Records provided START
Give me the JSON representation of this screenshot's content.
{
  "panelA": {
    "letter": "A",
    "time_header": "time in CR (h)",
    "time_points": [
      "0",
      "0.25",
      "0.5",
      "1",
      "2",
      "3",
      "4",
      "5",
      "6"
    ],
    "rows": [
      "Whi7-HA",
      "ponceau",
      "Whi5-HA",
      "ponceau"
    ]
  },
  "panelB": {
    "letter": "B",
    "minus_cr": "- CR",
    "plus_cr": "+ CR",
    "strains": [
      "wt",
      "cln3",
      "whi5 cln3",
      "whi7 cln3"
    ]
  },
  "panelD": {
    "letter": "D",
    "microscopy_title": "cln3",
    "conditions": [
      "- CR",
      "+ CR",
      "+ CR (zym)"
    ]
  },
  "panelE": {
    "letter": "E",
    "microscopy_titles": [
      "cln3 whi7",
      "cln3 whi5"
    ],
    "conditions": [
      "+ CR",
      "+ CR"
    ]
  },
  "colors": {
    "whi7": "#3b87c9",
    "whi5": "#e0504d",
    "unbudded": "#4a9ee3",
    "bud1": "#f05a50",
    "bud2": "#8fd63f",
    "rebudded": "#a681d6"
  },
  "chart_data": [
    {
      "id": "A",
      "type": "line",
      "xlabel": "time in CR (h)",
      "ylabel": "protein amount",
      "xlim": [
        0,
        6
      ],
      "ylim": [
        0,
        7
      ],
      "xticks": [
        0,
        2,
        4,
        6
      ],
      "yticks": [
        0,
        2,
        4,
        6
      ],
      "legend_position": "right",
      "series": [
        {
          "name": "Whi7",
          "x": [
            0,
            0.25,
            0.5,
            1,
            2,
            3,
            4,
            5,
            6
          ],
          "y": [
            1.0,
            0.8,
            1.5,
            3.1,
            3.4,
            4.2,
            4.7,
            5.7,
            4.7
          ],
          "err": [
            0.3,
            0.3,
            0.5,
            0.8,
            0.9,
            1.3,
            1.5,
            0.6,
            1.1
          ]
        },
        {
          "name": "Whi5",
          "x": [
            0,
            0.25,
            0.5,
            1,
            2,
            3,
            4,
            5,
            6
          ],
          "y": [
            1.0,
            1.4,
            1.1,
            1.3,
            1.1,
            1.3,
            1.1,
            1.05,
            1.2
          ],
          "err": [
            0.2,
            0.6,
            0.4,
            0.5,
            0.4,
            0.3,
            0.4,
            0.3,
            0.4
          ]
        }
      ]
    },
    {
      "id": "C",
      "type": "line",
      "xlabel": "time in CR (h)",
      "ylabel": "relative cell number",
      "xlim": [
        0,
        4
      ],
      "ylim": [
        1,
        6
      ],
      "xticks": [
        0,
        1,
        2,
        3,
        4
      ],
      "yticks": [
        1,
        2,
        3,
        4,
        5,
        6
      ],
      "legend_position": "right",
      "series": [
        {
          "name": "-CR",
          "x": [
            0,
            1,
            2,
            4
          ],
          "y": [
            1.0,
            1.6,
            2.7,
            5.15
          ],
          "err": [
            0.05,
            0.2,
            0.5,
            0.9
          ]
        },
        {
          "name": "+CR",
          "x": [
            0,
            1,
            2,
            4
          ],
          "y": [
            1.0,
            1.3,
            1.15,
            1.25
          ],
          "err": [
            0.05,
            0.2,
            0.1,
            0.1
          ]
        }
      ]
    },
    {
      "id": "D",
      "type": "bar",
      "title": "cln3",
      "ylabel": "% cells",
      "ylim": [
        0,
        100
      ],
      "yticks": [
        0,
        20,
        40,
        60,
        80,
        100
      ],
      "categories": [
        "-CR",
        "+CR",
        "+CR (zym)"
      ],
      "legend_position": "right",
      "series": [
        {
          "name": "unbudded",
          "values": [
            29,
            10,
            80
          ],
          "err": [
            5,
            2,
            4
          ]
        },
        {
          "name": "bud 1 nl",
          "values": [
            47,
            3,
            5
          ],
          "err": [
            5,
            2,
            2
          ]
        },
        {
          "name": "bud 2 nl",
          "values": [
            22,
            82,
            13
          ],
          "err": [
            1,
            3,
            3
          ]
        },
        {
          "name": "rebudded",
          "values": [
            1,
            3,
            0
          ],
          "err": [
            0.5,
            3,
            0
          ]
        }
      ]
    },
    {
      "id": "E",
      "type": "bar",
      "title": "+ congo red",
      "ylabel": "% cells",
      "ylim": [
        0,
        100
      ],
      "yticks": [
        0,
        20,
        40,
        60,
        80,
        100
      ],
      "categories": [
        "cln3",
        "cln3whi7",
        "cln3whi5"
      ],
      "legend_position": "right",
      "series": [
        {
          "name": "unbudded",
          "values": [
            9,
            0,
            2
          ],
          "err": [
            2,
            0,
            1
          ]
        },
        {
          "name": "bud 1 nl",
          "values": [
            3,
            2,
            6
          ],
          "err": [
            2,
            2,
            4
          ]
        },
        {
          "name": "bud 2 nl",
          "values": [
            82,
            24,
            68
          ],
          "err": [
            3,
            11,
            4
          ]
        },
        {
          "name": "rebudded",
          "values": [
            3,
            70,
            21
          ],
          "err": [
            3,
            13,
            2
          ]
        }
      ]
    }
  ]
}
Records provided END
* What you should do
The material shown above is to be retyped in full, without alteration.

* Completed task
Give me the JSON representation of this screenshot's content.
{
  "panelA": {
    "letter": "A",
    "time_header": "time in CR (h)",
    "time_points": [
      "0",
      "0.25",
      "0.5",
      "1",
      "2",
      "3",
      "4",
      "5",
      "6"
    ],
    "rows": [
      "Whi7-HA",
      "ponceau",
      "Whi5-HA",
      "ponceau"
    ]
  },
  "panelB": {
    "letter": "B",
    "minus_cr": "- CR",
    "plus_cr": "+ CR",
    "strains": [
      "wt",
      "cln3",
      "whi5 cln3",
      "whi7 cln3"
    ]
  },
  "panelD": {
    "letter": "D",
    "microscopy_title": "cln3",
    "conditions": [
      "- CR",
      "+ CR",
      "+ CR (zym)"
    ]
  },
  "panelE": {
    "letter": "E",
    "microscopy_titles": [
      "cln3 whi7",
      "cln3 whi5"
    ],
    "conditions": [
      "+ CR",
      "+ CR"
    ]
  },
  "colors": {
    "whi7": "#3b87c9",
    "whi5": "#e0504d",
    "unbudded": "#4a9ee3",
    "bud1": "#f05a50",
    "bud2": "#8fd63f",
    "rebudded": "#a681d6"
  },
  "chart_data": [
    {
      "id": "A",
      "type": "line",
      "xlabel": "time in CR (h)",
      "ylabel": "protein amount",
      "xlim": [
        0,
        6
      ],
      "ylim": [
        0,
        7
      ],
      "xticks": [
        0,
        2,
        4,
        6
      ],
      "yticks": [
        0,
        2,
        4,
        6
      ],
      "legend_position": "right",
      "series": [
        {
          "name": "Whi7",
          "x": [
            0,
            0.25,
            0.5,
            1,
            2,
            3,
            4,
            5,
            6
          ],
          "y": [
            1.0,
            0.8,
            1.5,
            3.1,
            3.4,
            4.2,
            4.7,
            5.7,
            4.7
          ],
          "err": [
            0.3,
            0.3,
            0.5,
            0.8,
            0.9,
            1.3,
            1.5,
            0.6,
            1.1
          ]
        },
        {
          "name": "Whi5",
          "x": [
            0,
            0.25,
            0.5,
            1,
            2,
            3,
            4,
            5,
            6
          ],
          "y": [
            1.0,
            1.4,
            1.1,
            1.3,
            1.1,
            1.3,
            1.1,
            1.05,
            1.2
          ],
          "err": [
            0.2,
            0.6,
            0.4,
            0.5,
            0.4,
            0.3,
            0.4,
            0.3,
            0.4
          ]
        }
      ]
    },
    {
      "id": "C",
      "type": "line",
      "xlabel": "time in CR (h)",
      "ylabel": "relative cell number",
      "xlim": [
        0,
        4
      ],
      "ylim": [
        1,
        6
      ],
      "xticks": [
        0,
        1,
        2,
        3,
        4
      ],
      "yticks": [
        1,
        2,
        3,
        4,
        5,
        6
      ],
      "legend_position": "right",
      "series": [
        {
          "name": "-CR",
          "x": [
            0,
            1,
            2,
            4
          ],
          "y": [
            1.0,
            1.6,
            2.7,
            5.15
          ],
          "err": [
            0.05,
            0.2,
            0.5,
            0.9
          ]
        },
        {
          "name": "+CR",
          "x": [
            0,
            1,
            2,
            4
          ],
          "y": [
            1.0,
            1.3,
            1.15,
            1.25
          ],
          "err": [
            0.05,
            0.2,
            0.1,
            0.1
          ]
        }
      ]
    },
    {
      "id": "D",
      "type": "bar",
      "title": "cln3",
      "ylabel": "% cells",
      "ylim": [
        0,
        100
      ],
      "yticks": [
        0,
        20,
        40,
        60,
        80,
        100
      ],
      "categories": [
        "-CR",
        "+CR",
        "+CR (zym)"
      ],
      "legend_position": "right",
      "series": [
        {
          "name": "unbudded",
          "values": [
            29,
            10,
            80
          ],
          "err": [
            5,
            2,
            4
          ]
        },
        {
          "name": "bud 1 nl",
          "values": [
            47,
            3,
            5
          ],
          "err": [
            5,
            2,
            2
          ]
        },
        {
          "name": "bud 2 nl",
          "values": [
            22,
            82,
            13
          ],
          "err": [
            1,
            3,
            3
          ]
        },
        {
          "name": "rebudded",
          "values": [
            1,
            3,
            0
          ],
          "err": [
            0.5,
            3,
            0
          ]
        }
      ]
    },
    {
      "id": "E",
      "type": "bar",
      "title": "+ congo red",
      "ylabel": "% cells",
      "ylim": [
        0,
        100
      ],
      "yticks": [
        0,
        20,
        40,
        60,
        80,
        100
      ],
      "categories": [
        "cln3",
        "cln3whi7",
        "cln3whi5"
      ],
      "legend_position": "right",
      "series": [
        {
          "name": "unbudded",
          "values": [
            9,
            0,
            2
          ],
          "err": [
            2,
            0,
            1
          ]
        },
        {
          "name": "bud 1 nl",
          "values": [
            3,
            2,
            6
          ],
          "err": [
            2,
            2,
            4
          ]
        },
        {
          "name": "bud 2 nl",
          "values": [
            82,
            24,
            68
          ],
          "err": [
            3,
            11,
            4
          ]
        },
        {
          "name": "rebudded",
          "values": [
            3,
            70,
            21
          ],
          "err": [
            3,
            13,
            2
          ]
        }
      ]
    }
  ]
}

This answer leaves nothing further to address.